Exercise aim - Reproduce each line bearing the word "title".

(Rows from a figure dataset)
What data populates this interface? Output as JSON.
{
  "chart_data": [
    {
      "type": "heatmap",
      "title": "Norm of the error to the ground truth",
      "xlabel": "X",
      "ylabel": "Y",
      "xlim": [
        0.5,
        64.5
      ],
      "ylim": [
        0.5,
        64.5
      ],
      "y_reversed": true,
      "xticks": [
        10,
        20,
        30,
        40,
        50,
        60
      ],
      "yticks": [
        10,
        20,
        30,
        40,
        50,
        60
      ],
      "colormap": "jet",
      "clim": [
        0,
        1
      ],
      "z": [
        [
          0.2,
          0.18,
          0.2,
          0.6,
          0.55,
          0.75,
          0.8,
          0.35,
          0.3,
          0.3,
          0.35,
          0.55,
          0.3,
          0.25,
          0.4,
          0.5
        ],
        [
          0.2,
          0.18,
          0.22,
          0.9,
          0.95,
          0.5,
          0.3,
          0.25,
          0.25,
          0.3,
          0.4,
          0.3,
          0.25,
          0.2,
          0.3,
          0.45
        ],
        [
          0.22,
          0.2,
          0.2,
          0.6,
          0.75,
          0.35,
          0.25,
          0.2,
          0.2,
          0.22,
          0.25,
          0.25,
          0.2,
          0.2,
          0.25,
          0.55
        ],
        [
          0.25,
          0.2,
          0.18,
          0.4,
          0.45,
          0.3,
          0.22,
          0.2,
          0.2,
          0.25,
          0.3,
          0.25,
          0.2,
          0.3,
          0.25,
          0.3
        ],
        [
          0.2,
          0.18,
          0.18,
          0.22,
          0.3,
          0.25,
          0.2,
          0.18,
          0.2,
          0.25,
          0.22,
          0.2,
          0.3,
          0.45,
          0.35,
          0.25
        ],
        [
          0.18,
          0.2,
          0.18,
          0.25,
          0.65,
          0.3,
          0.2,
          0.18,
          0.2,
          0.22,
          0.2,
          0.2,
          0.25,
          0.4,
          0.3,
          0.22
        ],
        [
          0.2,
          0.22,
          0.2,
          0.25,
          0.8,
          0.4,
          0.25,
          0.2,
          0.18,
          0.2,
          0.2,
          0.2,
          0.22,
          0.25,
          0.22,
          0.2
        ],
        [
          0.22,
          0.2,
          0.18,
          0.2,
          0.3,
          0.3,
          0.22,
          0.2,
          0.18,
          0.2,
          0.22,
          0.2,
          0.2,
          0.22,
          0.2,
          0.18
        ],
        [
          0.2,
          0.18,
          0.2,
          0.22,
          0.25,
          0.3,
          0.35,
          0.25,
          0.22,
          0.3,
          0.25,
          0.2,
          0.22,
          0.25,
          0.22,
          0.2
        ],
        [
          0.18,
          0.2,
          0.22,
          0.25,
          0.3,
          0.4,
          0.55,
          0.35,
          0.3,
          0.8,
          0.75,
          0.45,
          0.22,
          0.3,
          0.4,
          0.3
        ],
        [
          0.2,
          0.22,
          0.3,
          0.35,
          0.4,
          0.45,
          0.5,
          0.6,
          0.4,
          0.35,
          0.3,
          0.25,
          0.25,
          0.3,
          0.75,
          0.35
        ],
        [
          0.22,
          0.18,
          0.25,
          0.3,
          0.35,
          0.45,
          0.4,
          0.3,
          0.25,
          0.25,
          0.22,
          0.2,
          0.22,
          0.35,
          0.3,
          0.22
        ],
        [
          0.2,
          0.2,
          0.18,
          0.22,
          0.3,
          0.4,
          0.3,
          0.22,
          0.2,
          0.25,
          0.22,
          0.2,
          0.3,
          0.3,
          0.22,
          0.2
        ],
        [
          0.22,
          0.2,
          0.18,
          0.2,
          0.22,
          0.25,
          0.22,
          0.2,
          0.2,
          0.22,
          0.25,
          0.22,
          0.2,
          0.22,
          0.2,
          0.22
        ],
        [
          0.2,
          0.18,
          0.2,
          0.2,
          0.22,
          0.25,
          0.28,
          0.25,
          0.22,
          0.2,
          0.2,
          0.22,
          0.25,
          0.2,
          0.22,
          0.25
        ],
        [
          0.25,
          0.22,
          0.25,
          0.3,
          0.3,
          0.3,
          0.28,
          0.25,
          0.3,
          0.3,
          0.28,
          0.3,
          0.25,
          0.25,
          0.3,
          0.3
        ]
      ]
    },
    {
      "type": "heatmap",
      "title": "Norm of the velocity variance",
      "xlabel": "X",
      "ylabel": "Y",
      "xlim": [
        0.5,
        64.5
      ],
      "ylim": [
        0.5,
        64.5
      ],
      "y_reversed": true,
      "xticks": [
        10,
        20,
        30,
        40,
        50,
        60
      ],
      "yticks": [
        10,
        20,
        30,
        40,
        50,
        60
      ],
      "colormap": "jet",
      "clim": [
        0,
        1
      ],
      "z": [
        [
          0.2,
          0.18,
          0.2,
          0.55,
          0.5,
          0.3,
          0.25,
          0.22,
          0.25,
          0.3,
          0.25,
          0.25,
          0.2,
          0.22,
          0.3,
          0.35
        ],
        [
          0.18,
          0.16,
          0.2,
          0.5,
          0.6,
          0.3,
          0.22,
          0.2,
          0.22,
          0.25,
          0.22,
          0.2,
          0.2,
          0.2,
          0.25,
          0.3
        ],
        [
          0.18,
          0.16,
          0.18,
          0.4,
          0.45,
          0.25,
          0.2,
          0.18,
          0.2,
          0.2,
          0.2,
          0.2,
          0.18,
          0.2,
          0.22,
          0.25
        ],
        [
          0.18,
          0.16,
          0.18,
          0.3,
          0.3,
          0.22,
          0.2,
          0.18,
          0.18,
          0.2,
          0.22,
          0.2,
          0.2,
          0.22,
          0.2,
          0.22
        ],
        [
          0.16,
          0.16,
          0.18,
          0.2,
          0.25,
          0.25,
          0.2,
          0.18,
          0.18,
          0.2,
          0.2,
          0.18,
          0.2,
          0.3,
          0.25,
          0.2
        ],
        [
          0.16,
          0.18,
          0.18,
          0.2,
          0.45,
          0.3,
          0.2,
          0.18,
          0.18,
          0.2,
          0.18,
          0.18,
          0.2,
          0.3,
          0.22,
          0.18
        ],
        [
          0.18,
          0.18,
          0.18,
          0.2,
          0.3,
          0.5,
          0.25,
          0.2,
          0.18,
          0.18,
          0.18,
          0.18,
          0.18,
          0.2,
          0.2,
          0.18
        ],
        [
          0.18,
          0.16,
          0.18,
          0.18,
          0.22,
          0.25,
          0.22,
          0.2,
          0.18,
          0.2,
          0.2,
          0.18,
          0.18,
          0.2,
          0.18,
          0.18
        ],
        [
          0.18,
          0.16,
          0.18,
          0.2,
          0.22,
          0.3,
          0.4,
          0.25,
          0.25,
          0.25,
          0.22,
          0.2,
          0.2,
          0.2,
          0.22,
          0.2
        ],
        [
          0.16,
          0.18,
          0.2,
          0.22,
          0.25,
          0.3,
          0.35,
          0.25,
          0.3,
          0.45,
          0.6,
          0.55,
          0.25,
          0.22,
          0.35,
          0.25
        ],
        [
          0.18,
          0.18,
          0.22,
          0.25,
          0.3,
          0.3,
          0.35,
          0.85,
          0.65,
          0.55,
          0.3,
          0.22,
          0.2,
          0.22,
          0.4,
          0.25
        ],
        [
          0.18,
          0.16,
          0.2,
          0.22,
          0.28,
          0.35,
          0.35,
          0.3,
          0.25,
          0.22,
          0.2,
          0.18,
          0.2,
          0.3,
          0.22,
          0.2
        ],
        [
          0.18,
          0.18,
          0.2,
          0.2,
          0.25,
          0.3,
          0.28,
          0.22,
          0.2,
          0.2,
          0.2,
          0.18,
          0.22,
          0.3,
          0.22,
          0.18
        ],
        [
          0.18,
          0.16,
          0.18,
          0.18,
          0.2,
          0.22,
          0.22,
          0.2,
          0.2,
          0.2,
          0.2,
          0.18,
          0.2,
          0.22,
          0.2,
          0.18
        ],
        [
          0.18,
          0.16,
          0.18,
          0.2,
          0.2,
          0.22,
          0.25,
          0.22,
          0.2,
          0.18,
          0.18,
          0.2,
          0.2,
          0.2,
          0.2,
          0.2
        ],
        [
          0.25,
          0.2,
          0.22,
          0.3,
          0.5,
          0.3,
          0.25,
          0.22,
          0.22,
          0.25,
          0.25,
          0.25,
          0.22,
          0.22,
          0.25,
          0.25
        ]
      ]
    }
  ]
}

Reply -
      "title": "Norm of the error to the ground truth",
      "title": "Norm of the velocity variance",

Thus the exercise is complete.